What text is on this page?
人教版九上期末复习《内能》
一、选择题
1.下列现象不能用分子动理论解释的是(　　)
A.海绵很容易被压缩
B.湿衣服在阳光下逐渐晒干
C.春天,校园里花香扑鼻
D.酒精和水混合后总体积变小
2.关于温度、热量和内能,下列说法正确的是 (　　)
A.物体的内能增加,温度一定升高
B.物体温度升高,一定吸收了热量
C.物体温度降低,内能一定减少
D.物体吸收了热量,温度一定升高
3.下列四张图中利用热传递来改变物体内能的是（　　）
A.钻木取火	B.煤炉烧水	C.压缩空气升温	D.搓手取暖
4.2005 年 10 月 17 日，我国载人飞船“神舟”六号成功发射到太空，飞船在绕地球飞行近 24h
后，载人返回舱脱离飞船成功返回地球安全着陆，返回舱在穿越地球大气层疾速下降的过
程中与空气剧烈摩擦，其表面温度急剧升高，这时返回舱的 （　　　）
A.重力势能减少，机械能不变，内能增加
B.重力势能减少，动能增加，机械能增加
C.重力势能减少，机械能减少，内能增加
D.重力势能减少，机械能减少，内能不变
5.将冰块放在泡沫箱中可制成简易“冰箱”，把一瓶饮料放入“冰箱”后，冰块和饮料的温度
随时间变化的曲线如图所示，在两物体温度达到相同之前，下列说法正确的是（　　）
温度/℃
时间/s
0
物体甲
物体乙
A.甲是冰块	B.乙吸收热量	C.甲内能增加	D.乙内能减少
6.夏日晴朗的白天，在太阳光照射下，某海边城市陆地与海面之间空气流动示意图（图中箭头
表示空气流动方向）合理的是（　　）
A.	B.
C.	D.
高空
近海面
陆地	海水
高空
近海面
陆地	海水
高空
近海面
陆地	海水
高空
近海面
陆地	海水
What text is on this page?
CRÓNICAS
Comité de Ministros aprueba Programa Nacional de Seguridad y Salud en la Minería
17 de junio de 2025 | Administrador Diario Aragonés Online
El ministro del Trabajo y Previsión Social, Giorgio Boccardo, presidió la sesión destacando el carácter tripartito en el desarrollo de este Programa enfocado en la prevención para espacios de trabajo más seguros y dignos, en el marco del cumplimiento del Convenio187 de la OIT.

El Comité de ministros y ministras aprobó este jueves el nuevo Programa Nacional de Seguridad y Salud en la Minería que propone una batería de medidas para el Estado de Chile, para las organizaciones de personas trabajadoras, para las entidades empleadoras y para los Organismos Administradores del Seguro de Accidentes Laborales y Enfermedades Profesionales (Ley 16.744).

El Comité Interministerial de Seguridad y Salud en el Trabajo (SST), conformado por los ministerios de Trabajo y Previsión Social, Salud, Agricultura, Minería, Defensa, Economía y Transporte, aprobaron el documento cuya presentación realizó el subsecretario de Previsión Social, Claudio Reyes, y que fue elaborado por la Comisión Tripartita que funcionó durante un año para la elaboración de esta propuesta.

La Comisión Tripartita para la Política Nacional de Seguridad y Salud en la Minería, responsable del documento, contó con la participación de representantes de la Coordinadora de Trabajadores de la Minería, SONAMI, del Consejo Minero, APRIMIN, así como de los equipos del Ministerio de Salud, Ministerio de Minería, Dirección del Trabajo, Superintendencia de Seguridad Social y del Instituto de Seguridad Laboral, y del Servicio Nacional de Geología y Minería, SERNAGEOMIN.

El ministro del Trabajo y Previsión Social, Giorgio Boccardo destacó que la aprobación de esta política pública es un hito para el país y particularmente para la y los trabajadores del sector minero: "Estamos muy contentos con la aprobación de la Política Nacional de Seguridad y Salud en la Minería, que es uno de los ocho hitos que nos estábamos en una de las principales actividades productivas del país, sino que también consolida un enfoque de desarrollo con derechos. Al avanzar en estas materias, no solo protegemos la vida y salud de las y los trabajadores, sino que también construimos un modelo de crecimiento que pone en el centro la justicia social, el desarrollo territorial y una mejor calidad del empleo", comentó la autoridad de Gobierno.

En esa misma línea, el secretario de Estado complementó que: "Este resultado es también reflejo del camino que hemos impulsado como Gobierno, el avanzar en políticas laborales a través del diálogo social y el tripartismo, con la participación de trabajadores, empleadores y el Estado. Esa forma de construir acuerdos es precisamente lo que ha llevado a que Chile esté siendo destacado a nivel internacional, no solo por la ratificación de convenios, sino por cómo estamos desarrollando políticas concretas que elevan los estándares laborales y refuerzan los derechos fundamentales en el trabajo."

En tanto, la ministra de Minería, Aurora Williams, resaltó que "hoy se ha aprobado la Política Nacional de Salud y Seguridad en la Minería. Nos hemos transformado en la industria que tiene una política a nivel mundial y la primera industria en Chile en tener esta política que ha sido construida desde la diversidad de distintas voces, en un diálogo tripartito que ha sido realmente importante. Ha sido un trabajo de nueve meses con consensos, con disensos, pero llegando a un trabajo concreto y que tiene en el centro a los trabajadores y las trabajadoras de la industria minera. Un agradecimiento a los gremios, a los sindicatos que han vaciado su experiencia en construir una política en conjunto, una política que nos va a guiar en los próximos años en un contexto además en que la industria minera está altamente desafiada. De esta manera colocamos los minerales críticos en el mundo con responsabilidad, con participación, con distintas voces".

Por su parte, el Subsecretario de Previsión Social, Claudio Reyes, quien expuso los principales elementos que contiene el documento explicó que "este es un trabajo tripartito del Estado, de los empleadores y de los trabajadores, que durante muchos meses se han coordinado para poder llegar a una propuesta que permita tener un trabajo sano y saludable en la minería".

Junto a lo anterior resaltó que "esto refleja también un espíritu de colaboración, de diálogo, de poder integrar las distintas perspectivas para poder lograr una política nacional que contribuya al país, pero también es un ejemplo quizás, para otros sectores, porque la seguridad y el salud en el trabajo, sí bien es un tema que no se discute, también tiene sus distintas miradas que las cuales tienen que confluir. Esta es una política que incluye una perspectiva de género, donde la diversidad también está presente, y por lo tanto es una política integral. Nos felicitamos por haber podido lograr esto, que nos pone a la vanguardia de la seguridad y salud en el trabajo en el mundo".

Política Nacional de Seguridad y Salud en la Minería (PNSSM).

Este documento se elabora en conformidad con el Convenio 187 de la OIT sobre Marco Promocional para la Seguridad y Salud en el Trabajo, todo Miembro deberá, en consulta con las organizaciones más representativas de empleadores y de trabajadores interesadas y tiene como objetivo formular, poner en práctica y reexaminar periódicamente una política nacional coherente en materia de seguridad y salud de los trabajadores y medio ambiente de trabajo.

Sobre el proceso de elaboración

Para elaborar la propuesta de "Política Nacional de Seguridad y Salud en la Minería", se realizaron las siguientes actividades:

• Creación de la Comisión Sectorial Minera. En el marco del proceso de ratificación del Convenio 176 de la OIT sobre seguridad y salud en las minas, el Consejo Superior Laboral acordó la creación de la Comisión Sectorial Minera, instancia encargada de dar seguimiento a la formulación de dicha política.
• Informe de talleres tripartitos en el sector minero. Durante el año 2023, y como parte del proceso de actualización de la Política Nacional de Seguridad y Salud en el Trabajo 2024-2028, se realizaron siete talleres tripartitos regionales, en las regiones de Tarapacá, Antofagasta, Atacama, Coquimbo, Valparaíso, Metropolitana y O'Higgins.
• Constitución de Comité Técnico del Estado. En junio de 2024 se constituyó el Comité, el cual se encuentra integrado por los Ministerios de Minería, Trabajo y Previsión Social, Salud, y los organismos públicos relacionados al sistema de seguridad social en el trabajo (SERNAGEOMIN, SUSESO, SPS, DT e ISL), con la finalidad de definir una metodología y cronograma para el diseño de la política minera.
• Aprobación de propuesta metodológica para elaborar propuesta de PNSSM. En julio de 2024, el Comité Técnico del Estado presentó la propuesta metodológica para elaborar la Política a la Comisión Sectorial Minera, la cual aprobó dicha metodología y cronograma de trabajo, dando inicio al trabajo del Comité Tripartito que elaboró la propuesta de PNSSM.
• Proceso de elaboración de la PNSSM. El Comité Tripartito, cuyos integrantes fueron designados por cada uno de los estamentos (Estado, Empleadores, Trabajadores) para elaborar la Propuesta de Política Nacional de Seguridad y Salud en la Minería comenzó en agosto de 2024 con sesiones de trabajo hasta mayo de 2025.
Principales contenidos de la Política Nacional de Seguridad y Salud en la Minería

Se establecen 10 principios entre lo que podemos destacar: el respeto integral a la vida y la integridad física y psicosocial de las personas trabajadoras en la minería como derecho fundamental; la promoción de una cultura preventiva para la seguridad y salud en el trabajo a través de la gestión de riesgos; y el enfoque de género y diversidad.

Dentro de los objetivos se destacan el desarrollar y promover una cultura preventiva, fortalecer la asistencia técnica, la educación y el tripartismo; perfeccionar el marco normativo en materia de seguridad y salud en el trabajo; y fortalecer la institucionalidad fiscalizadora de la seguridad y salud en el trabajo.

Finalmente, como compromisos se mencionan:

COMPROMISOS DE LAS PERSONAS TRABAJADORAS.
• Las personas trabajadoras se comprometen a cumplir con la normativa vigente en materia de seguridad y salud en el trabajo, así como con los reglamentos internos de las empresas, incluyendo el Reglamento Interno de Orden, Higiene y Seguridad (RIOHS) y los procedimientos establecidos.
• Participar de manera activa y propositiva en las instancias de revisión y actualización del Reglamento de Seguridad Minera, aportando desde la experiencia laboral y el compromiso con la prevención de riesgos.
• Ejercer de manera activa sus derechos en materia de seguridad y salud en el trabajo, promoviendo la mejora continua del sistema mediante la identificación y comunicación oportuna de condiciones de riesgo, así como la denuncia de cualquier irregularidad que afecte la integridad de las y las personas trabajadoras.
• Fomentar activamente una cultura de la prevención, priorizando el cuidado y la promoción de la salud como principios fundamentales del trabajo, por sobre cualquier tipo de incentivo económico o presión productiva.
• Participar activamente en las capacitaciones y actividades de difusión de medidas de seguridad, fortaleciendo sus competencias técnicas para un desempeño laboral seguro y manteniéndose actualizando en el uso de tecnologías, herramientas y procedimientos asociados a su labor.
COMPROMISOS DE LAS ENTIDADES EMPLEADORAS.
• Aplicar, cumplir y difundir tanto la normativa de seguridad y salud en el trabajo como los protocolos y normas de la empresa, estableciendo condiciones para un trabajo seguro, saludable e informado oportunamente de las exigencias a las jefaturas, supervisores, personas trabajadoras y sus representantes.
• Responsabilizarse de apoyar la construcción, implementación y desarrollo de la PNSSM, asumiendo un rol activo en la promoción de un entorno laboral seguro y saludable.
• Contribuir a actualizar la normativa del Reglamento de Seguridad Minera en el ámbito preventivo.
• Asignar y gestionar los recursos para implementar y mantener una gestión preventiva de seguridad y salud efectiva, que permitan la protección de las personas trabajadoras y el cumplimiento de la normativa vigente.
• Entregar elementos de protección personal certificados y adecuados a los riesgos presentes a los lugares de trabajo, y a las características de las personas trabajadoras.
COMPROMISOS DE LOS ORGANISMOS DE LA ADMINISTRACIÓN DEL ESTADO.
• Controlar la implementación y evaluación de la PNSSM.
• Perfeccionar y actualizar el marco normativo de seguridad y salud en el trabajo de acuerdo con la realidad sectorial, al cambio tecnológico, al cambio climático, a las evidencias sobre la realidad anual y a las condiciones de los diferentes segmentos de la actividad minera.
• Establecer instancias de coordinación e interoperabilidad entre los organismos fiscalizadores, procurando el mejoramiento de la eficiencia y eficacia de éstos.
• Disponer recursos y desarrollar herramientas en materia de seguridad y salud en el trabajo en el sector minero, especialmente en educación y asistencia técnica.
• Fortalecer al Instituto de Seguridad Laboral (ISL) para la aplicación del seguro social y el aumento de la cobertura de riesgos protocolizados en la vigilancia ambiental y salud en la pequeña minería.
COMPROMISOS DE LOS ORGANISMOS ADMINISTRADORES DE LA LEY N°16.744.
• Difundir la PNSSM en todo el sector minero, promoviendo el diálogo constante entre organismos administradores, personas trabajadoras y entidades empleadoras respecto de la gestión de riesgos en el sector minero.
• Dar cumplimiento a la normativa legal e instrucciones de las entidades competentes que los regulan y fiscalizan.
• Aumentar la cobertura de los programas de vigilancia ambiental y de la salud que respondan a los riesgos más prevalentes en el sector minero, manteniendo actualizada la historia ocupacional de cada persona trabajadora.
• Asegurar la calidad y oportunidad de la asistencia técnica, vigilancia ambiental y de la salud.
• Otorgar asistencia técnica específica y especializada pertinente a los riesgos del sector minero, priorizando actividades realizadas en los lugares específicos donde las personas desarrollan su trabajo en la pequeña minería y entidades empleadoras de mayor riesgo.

-=-=-

* _EXERCISE DIRECTIONS_: Each line containing the word "elementos" counts once; say how many such lines there are, giving only the number.

* _RESPONSE TO THE EXERCISE_: 2